> [Work to be completed]
Filter the data below for the string "Celeste" and copy each matching line.

> [Task input]

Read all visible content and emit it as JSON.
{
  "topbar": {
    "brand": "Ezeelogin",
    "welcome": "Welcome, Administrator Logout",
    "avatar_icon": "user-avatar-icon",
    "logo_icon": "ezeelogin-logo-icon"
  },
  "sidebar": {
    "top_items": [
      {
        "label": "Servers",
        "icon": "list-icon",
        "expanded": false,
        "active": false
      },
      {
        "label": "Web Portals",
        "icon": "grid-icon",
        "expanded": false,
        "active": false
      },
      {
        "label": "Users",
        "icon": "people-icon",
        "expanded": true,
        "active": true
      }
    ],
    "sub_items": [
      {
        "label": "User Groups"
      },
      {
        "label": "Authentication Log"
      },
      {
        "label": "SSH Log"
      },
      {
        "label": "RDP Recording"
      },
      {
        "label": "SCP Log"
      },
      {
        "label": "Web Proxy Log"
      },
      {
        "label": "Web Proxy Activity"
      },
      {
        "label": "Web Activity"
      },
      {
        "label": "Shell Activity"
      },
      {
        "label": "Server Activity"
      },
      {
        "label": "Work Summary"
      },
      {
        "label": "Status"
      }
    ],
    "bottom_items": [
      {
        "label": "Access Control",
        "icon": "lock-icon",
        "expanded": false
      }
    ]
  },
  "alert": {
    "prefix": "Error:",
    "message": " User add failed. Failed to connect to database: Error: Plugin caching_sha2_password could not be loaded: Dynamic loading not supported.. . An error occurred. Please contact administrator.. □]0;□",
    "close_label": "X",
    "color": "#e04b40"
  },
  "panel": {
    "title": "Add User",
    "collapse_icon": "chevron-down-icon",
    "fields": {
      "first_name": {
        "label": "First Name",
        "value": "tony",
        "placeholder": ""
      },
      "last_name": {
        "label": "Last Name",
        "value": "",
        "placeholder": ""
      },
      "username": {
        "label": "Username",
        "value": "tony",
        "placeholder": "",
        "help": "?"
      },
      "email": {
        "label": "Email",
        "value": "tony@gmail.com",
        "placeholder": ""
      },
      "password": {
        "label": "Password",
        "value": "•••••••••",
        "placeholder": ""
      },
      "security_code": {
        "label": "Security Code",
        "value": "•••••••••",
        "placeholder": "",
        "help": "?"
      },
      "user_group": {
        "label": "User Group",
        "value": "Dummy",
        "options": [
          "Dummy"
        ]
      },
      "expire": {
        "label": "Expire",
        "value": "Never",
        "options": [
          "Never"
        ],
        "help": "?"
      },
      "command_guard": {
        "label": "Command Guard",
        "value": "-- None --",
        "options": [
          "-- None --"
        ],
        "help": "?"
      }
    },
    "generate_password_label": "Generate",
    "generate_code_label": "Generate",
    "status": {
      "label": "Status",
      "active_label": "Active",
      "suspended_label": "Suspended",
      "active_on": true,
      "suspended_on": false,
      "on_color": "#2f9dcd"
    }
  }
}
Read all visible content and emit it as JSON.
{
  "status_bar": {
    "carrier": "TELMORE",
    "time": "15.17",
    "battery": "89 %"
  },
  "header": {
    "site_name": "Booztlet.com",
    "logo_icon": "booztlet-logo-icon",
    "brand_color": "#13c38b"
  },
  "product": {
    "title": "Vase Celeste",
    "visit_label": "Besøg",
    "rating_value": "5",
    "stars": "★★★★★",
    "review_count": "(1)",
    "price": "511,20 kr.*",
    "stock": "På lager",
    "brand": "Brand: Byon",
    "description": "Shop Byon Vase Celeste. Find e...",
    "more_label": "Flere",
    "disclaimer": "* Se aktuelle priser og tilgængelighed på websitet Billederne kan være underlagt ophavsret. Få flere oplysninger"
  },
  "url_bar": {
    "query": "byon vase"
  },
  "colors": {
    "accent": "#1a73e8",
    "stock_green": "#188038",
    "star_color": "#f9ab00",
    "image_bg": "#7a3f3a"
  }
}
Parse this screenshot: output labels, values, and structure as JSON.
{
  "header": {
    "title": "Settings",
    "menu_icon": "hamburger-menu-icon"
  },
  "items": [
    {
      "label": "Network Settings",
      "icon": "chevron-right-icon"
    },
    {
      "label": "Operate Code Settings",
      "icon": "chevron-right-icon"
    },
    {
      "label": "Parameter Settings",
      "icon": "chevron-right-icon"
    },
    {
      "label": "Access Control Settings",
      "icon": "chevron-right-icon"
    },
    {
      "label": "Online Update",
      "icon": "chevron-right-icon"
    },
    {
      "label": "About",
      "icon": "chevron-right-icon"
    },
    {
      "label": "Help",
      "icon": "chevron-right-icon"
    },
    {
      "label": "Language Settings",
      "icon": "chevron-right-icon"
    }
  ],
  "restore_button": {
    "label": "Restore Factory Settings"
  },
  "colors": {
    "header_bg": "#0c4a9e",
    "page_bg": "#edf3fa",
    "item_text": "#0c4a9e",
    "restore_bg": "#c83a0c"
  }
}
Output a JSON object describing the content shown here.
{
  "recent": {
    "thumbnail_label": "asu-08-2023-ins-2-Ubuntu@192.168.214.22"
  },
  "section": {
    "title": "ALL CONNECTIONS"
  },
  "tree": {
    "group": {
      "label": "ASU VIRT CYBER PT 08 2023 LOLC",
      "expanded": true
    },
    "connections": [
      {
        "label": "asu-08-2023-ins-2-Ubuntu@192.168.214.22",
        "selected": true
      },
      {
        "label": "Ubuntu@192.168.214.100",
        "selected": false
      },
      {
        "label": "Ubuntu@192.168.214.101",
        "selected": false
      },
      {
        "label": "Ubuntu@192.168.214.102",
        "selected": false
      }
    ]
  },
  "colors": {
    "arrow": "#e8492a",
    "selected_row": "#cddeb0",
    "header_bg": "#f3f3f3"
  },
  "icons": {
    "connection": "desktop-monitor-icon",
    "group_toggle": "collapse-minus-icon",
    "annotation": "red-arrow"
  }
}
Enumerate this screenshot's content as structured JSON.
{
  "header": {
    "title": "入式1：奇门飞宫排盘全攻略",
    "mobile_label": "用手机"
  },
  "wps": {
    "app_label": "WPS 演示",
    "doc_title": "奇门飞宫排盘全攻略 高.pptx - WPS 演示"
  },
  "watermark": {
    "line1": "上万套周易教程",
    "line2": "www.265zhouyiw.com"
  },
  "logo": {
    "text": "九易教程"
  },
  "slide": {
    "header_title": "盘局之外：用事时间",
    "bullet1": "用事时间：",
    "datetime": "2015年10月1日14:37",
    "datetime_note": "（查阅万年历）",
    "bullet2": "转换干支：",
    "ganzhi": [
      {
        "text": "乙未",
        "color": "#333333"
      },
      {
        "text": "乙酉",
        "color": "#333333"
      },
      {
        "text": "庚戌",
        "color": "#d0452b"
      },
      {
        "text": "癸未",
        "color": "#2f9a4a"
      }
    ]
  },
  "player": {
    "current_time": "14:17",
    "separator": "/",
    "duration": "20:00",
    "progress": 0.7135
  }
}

> [Output]
    "title": "Vase Celeste",
    "description": "Shop Byon Vase Celeste. Find e...",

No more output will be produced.